== Dataset content

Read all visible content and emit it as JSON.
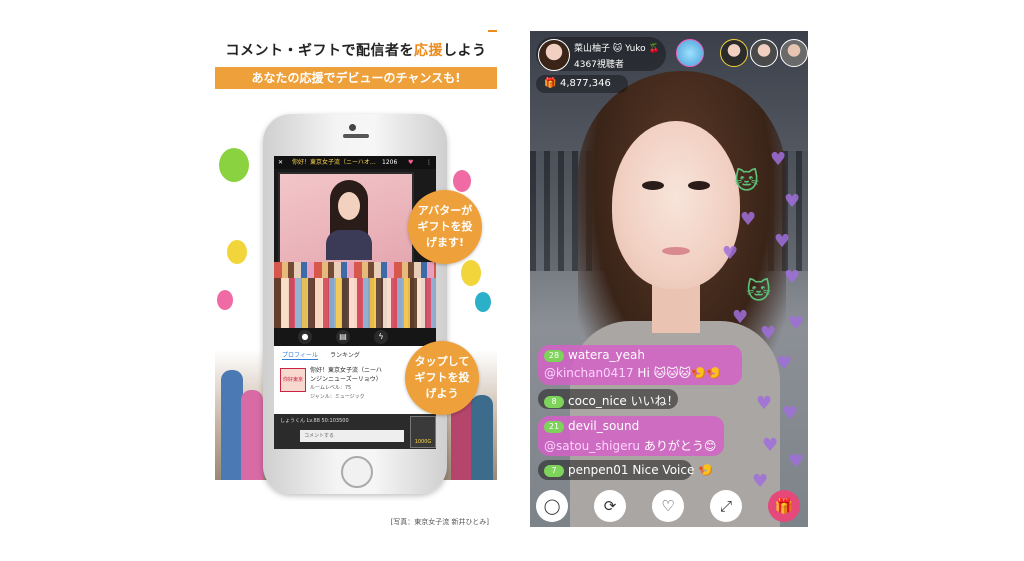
{
  "left_panel": {
    "headline_prefix": "コメント・ギフトで配信者を",
    "headline_emphasis": "応援",
    "headline_suffix": "しよう",
    "band_text": "あなたの応援でデビューのチャンスも!",
    "caption": "[写真：東京女子流 新井ひとみ]",
    "bubble_1": "アバターがギフトを投げます!",
    "bubble_2": "タップしてギフトを投げよう",
    "screen": {
      "close": "✕",
      "title": "你好！東京女子流（ニーハオ…",
      "count": "1206",
      "heart": "♥",
      "more": "⋮",
      "tab_profile": "プロフィール",
      "tab_ranking": "ランキング",
      "profile_name": "你好！東京女子流（ニーハ",
      "profile_name2": "ンジンニューズーリョウ）",
      "room_level": "ルームレベル：75",
      "genre": "ジャンル：ミュージック",
      "logo": "你好東京",
      "comment_placeholder": "コメントする",
      "stats": "しょうくん    Lv.88   50:103500",
      "gift_count": "1000G"
    }
  },
  "right_panel": {
    "host_name": "菜山柚子 🐱 Yuko 🍒",
    "viewers": "4367視聴者",
    "gift_icon": "🎁",
    "gift_total": "4,877,346",
    "chats": [
      {
        "level": "28",
        "user": "watera_yeah",
        "mention": "@kinchan0417",
        "text": "Hi 🐱🐱🐱🍤🍤"
      },
      {
        "level": "8",
        "user": "coco_nice",
        "text": "いいね！"
      },
      {
        "level": "21",
        "user": "devil_sound",
        "mention": "@satou_shigeru",
        "text": "ありがとう😊"
      },
      {
        "level": "7",
        "user": "penpen01",
        "text": "Nice Voice 🍤"
      }
    ],
    "buttons": {
      "comment": "◯",
      "share": "⟳",
      "like": "♡",
      "fullscreen": "⤢",
      "gift": "🎁"
    }
  },
  "colors": {
    "accent_orange": "#eea03a",
    "chat_pink": "#d65fc8",
    "level_green": "#7ed35a"
  }
}
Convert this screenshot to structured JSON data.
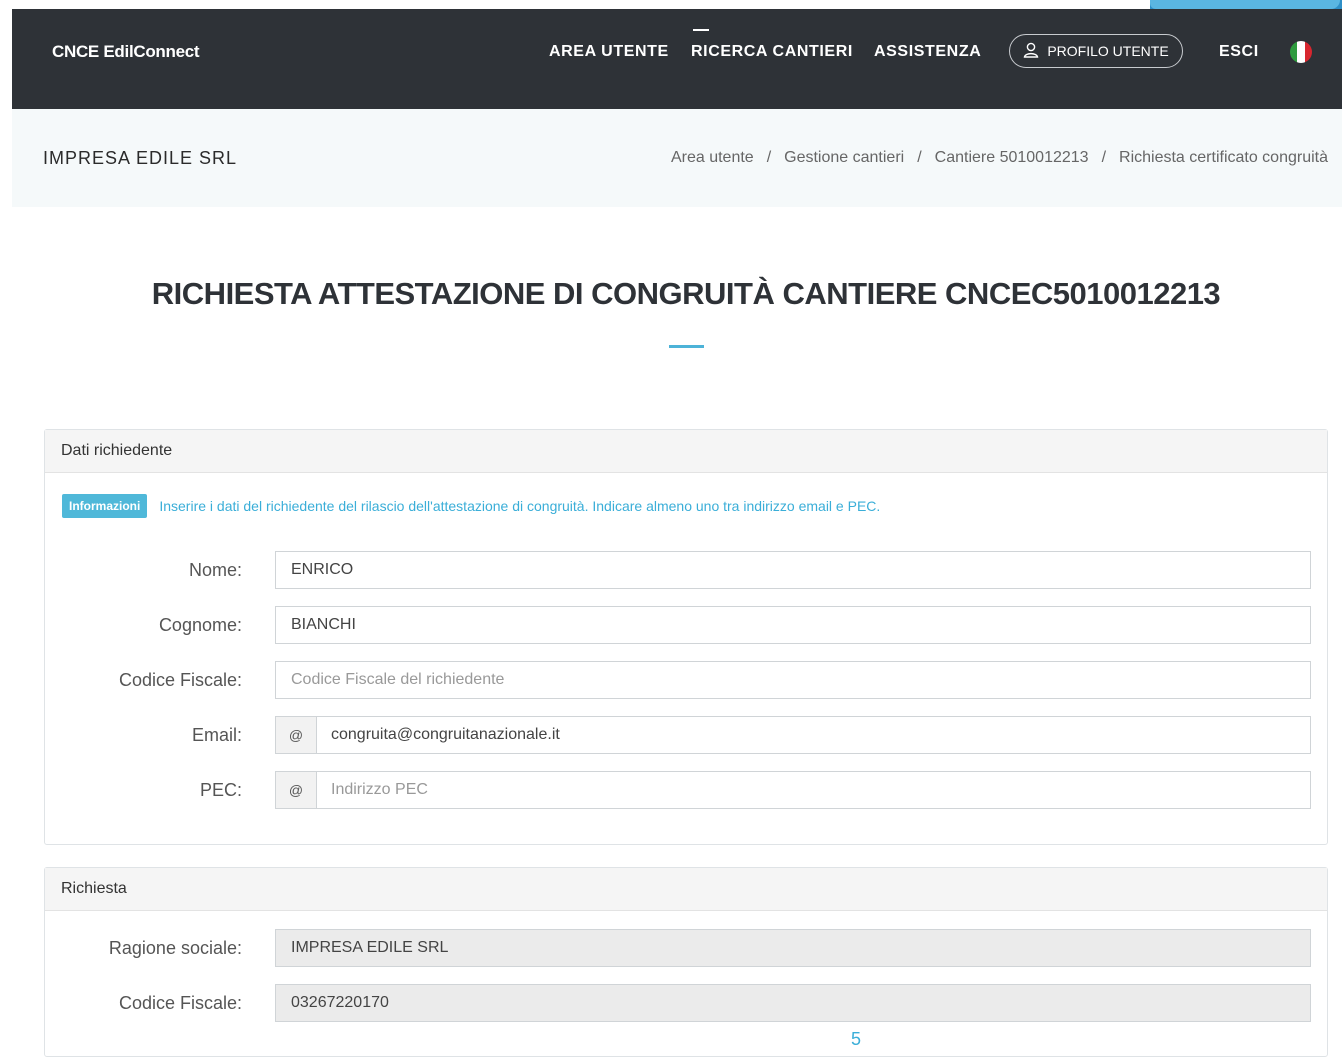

====

Problem requirements » Leave out the pictures and retype every line above exactly.

Worked answer »
Read all visible content and emit it as JSON.
{
  "left_panel": {
    "headline_prefix": "コメント・ギフトで配信者を",
    "headline_emphasis": "応援",
    "headline_suffix": "しよう",
    "band_text": "あなたの応援でデビューのチャンスも!",
    "caption": "[写真：東京女子流 新井ひとみ]",
    "bubble_1": "アバターがギフトを投げます!",
    "bubble_2": "タップしてギフトを投げよう",
    "screen": {
      "close": "✕",
      "title": "你好！東京女子流（ニーハオ…",
      "count": "1206",
      "heart": "♥",
      "more": "⋮",
      "tab_profile": "プロフィール",
      "tab_ranking": "ランキング",
      "profile_name": "你好！東京女子流（ニーハ",
      "profile_name2": "ンジンニューズーリョウ）",
      "room_level": "ルームレベル：75",
      "genre": "ジャンル：ミュージック",
      "logo": "你好東京",
      "comment_placeholder": "コメントする",
      "stats": "しょうくん    Lv.88   50:103500",
      "gift_count": "1000G"
    }
  },
  "right_panel": {
    "host_name": "菜山柚子 🐱 Yuko 🍒",
    "viewers": "4367視聴者",
    "gift_icon": "🎁",
    "gift_total": "4,877,346",
    "chats": [
      {
        "level": "28",
        "user": "watera_yeah",
        "mention": "@kinchan0417",
        "text": "Hi 🐱🐱🐱🍤🍤"
      },
      {
        "level": "8",
        "user": "coco_nice",
        "text": "いいね！"
      },
      {
        "level": "21",
        "user": "devil_sound",
        "mention": "@satou_shigeru",
        "text": "ありがとう😊"
      },
      {
        "level": "7",
        "user": "penpen01",
        "text": "Nice Voice 🍤"
      }
    ],
    "buttons": {
      "comment": "◯",
      "share": "⟳",
      "like": "♡",
      "fullscreen": "⤢",
      "gift": "🎁"
    }
  },
  "colors": {
    "accent_orange": "#eea03a",
    "chat_pink": "#d65fc8",
    "level_green": "#7ed35a"
  }
}
Convert this screenshot to structured JSON data.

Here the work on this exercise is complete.